- Requirements -
Quote every line of the material below word for word.
## start Data to use
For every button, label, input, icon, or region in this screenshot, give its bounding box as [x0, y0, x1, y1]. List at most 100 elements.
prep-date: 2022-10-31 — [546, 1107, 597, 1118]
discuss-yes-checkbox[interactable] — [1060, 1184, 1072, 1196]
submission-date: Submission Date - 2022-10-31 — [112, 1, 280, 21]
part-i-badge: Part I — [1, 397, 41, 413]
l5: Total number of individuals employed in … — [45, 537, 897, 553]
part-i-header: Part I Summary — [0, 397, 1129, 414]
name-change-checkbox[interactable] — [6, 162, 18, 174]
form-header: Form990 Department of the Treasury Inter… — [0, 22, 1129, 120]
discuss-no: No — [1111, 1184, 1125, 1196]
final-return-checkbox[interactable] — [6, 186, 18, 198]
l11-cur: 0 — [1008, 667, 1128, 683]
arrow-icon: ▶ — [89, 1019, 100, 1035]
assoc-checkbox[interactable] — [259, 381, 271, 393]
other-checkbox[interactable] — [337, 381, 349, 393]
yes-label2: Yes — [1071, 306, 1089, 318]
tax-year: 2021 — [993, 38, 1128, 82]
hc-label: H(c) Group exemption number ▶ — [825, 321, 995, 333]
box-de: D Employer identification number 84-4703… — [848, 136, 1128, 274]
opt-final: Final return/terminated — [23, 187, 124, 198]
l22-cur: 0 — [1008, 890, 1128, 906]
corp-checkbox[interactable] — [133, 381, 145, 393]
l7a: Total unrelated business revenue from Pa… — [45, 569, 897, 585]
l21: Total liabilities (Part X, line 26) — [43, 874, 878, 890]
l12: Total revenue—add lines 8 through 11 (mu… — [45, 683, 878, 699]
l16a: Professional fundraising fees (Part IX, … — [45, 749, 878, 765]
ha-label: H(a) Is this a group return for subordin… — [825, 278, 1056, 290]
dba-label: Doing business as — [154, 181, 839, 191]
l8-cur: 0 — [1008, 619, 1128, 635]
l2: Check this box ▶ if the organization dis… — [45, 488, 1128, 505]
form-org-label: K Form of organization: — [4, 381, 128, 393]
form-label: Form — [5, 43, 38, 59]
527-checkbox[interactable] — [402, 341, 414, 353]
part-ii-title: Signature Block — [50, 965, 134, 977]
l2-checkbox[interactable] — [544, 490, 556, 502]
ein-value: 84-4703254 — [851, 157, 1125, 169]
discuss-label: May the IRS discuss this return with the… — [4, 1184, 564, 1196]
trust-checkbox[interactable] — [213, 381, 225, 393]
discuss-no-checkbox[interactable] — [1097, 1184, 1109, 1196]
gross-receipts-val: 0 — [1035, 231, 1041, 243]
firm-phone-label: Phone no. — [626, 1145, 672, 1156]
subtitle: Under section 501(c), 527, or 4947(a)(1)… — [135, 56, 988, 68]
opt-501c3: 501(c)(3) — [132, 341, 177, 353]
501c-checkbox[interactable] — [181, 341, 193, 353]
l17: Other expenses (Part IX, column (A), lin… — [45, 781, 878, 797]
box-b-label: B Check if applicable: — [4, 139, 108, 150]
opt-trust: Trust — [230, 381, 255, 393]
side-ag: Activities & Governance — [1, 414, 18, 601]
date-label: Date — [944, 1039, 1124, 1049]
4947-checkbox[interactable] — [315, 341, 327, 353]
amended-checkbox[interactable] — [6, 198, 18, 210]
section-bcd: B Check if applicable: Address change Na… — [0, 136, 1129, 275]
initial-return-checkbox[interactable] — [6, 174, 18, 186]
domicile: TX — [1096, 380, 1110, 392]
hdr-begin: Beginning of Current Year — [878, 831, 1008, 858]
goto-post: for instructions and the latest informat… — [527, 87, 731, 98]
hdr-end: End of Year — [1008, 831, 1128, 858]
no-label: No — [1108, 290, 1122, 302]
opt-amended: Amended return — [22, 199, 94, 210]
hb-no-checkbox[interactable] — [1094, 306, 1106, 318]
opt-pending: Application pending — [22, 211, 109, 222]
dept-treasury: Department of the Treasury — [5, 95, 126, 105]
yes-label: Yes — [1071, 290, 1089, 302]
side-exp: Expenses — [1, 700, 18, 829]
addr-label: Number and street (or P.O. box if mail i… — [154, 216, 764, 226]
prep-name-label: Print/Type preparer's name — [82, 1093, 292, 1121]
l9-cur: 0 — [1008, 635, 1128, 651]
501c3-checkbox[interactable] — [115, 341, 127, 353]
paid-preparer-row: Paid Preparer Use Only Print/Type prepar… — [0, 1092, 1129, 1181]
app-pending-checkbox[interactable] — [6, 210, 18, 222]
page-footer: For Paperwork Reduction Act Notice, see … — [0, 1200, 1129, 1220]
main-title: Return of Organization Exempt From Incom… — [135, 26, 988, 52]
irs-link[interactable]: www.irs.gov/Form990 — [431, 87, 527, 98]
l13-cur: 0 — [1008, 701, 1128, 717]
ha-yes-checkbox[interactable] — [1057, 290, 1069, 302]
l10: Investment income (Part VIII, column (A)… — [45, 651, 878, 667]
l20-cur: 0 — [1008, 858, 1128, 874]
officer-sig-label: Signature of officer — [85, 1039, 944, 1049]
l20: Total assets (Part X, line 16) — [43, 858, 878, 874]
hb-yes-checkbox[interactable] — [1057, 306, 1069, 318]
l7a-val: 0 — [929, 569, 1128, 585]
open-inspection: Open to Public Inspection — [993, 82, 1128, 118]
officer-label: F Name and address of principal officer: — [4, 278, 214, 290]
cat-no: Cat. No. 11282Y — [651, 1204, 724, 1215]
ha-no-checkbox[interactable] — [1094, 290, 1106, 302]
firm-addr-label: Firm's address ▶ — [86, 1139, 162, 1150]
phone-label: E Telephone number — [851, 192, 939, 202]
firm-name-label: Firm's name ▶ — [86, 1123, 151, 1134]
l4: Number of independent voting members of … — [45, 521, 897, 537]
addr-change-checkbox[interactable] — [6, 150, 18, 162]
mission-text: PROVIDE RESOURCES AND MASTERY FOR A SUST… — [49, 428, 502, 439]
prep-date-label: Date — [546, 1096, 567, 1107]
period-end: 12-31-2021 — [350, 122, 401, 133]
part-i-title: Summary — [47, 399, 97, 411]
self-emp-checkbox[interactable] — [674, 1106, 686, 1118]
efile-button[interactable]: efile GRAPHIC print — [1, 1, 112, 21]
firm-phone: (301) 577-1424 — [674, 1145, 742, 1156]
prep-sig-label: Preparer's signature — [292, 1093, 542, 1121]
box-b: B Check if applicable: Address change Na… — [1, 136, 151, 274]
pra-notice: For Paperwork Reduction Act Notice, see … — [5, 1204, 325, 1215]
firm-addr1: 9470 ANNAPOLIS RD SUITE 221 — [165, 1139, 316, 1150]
## end Data to use
- Response -
For every button, label, input, icon, or region in this screenshot, give its bounding box as [x0, y0, x1, y1]. List at most 100 elements.
prep-date: 2022-10-31 — [546, 1107, 597, 1118]
discuss-yes-checkbox[interactable] — [1060, 1184, 1072, 1196]
submission-date: Submission Date - 2022-10-31 — [112, 1, 280, 21]
part-i-badge: Part I — [1, 397, 41, 413]
l5: Total number of individuals employed in … — [45, 537, 897, 553]
part-i-header: Part I Summary — [0, 397, 1129, 414]
name-change-checkbox[interactable] — [6, 162, 18, 174]
form-header: Form990 Department of the Treasury Inter… — [0, 22, 1129, 120]
discuss-no: No — [1111, 1184, 1125, 1196]
final-return-checkbox[interactable] — [6, 186, 18, 198]
l11-cur: 0 — [1008, 667, 1128, 683]
arrow-icon: ▶ — [89, 1019, 100, 1035]
assoc-checkbox[interactable] — [259, 381, 271, 393]
other-checkbox[interactable] — [337, 381, 349, 393]
yes-label2: Yes — [1071, 306, 1089, 318]
tax-year: 2021 — [993, 38, 1128, 82]
hc-label: H(c) Group exemption number ▶ — [825, 321, 995, 333]
box-de: D Employer identification number 84-4703… — [848, 136, 1128, 274]
opt-final: Final return/terminated — [23, 187, 124, 198]
l22-cur: 0 — [1008, 890, 1128, 906]
corp-checkbox[interactable] — [133, 381, 145, 393]
l7a: Total unrelated business revenue from Pa… — [45, 569, 897, 585]
l21: Total liabilities (Part X, line 26) — [43, 874, 878, 890]
l12: Total revenue—add lines 8 through 11 (mu… — [45, 683, 878, 699]
l16a: Professional fundraising fees (Part IX, … — [45, 749, 878, 765]
ha-label: H(a) Is this a group return for subordin… — [825, 278, 1056, 290]
dba-label: Doing business as — [154, 181, 839, 191]
l8-cur: 0 — [1008, 619, 1128, 635]
l2: Check this box ▶ if the organization dis… — [45, 488, 1128, 505]
form-org-label: K Form of organization: — [4, 381, 128, 393]
form-label: Form — [5, 43, 38, 59]
527-checkbox[interactable] — [402, 341, 414, 353]
part-ii-title: Signature Block — [50, 965, 134, 977]
l2-checkbox[interactable] — [544, 490, 556, 502]
ein-value: 84-4703254 — [851, 157, 1125, 169]
discuss-label: May the IRS discuss this return with the… — [4, 1184, 564, 1196]
trust-checkbox[interactable] — [213, 381, 225, 393]
discuss-no-checkbox[interactable] — [1097, 1184, 1109, 1196]
gross-receipts-val: 0 — [1035, 231, 1041, 243]
firm-phone-label: Phone no. — [626, 1145, 672, 1156]
subtitle: Under section 501(c), 527, or 4947(a)(1)… — [135, 56, 988, 68]
opt-501c3: 501(c)(3) — [132, 341, 177, 353]
501c-checkbox[interactable] — [181, 341, 193, 353]
l17: Other expenses (Part IX, column (A), lin… — [45, 781, 878, 797]
box-b-label: B Check if applicable: — [4, 139, 108, 150]
opt-trust: Trust — [230, 381, 255, 393]
side-ag: Activities & Governance — [1, 414, 18, 601]
date-label: Date — [944, 1039, 1124, 1049]
4947-checkbox[interactable] — [315, 341, 327, 353]
amended-checkbox[interactable] — [6, 198, 18, 210]
section-bcd: B Check if applicable: Address change Na… — [0, 136, 1129, 275]
initial-return-checkbox[interactable] — [6, 174, 18, 186]
domicile: TX — [1096, 380, 1110, 392]
hdr-begin: Beginning of Current Year — [878, 831, 1008, 858]
goto-post: for instructions and the latest informat… — [527, 87, 731, 98]
hdr-end: End of Year — [1008, 831, 1128, 858]
no-label: No — [1108, 290, 1122, 302]
opt-amended: Amended return — [22, 199, 94, 210]
hb-no-checkbox[interactable] — [1094, 306, 1106, 318]
opt-pending: Application pending — [22, 211, 109, 222]
dept-treasury: Department of the Treasury — [5, 95, 126, 105]
yes-label: Yes — [1071, 290, 1089, 302]
side-exp: Expenses — [1, 700, 18, 829]
addr-label: Number and street (or P.O. box if mail i… — [154, 216, 764, 226]
prep-name-label: Print/Type preparer's name — [82, 1093, 292, 1121]
l9-cur: 0 — [1008, 635, 1128, 651]
501c3-checkbox[interactable] — [115, 341, 127, 353]
paid-preparer-row: Paid Preparer Use Only Print/Type prepar… — [0, 1092, 1129, 1181]
app-pending-checkbox[interactable] — [6, 210, 18, 222]
page-footer: For Paperwork Reduction Act Notice, see … — [0, 1200, 1129, 1220]
main-title: Return of Organization Exempt From Incom… — [135, 26, 988, 52]
irs-link[interactable]: www.irs.gov/Form990 — [431, 87, 527, 98]
l13-cur: 0 — [1008, 701, 1128, 717]
ha-yes-checkbox[interactable] — [1057, 290, 1069, 302]
l10: Investment income (Part VIII, column (A)… — [45, 651, 878, 667]
l20-cur: 0 — [1008, 858, 1128, 874]
officer-sig-label: Signature of officer — [85, 1039, 944, 1049]
l20: Total assets (Part X, line 16) — [43, 858, 878, 874]
hb-yes-checkbox[interactable] — [1057, 306, 1069, 318]
l7a-val: 0 — [929, 569, 1128, 585]
open-inspection: Open to Public Inspection — [993, 82, 1128, 118]
officer-label: F Name and address of principal officer: — [4, 278, 214, 290]
cat-no: Cat. No. 11282Y — [651, 1204, 724, 1215]
ha-no-checkbox[interactable] — [1094, 290, 1106, 302]
firm-addr-label: Firm's address ▶ — [86, 1139, 162, 1150]
phone-label: E Telephone number — [851, 192, 939, 202]
firm-name-label: Firm's name ▶ — [86, 1123, 151, 1134]
l4: Number of independent voting members of … — [45, 521, 897, 537]
addr-change-checkbox[interactable] — [6, 150, 18, 162]
mission-text: PROVIDE RESOURCES AND MASTERY FOR A SUST… — [49, 428, 502, 439]
prep-date-label: Date — [546, 1096, 567, 1107]
period-end: 12-31-2021 — [350, 122, 401, 133]
part-i-title: Summary — [47, 399, 97, 411]
self-emp-checkbox[interactable] — [674, 1106, 686, 1118]
efile-button[interactable]: efile GRAPHIC print — [1, 1, 112, 21]
firm-phone: (301) 577-1424 — [674, 1145, 742, 1156]
prep-sig-label: Preparer's signature — [292, 1093, 542, 1121]
box-b: B Check if applicable: Address change Na… — [1, 136, 151, 274]
pra-notice: For Paperwork Reduction Act Notice, see … — [5, 1204, 325, 1215]
firm-addr1: 9470 ANNAPOLIS RD SUITE 221 — [165, 1139, 316, 1150]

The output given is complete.